• **Task prompt**: From the entries below, gather every line containing the string "takes".

++++

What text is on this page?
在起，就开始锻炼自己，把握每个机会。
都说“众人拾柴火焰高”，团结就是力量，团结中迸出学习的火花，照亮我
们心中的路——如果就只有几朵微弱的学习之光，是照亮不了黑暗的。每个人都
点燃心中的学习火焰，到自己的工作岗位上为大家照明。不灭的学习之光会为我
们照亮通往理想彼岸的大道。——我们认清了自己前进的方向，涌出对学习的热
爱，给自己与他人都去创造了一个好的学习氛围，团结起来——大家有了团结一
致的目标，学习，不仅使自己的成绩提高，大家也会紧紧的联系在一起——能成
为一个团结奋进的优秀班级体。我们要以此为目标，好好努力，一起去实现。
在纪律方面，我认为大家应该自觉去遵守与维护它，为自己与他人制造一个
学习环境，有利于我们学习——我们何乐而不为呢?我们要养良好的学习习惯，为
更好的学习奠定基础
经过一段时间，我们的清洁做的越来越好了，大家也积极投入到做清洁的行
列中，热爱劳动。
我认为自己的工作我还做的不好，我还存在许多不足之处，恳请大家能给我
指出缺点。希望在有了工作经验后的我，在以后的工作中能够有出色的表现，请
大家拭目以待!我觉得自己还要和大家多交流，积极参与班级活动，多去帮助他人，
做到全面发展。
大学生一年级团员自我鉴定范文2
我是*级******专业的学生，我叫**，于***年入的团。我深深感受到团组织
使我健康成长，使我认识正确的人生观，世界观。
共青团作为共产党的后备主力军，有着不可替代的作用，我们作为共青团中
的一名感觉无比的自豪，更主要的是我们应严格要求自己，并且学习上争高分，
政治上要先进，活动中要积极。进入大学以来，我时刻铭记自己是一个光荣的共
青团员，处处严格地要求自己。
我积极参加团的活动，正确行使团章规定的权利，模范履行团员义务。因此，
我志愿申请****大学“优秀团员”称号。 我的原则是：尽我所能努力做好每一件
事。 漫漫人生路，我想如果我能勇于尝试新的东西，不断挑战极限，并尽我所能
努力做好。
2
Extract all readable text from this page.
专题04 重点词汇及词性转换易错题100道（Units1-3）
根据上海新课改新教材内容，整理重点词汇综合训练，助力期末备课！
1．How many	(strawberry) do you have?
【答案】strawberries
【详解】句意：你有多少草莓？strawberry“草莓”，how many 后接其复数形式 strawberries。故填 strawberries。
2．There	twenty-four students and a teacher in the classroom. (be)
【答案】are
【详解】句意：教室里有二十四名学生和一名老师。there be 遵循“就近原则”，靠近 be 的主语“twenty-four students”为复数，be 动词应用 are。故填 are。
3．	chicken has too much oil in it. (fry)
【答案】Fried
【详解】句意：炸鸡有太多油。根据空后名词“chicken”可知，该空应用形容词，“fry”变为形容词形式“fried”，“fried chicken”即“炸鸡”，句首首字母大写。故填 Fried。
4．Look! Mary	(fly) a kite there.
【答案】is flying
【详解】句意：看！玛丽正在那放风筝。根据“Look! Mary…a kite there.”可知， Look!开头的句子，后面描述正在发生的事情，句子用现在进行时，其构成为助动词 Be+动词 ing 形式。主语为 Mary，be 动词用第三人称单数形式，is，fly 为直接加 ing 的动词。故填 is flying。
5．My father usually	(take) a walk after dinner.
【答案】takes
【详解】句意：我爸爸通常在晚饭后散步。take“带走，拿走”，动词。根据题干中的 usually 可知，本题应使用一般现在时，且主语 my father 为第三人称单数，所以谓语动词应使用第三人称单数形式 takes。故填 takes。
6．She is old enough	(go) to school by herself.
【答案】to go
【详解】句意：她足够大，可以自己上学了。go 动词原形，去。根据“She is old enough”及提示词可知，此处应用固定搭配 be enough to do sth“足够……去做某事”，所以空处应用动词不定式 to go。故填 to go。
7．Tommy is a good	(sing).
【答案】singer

++++

• **The response**:
【答案】takes
【详解】句意：我爸爸通常在晚饭后散步。take“带走，拿走”，动词。根据题干中的 usually 可知，本题应使用一般现在时，且主语 my father 为第三人称单数，所以谓语动词应使用第三人称单数形式 takes。故填 takes。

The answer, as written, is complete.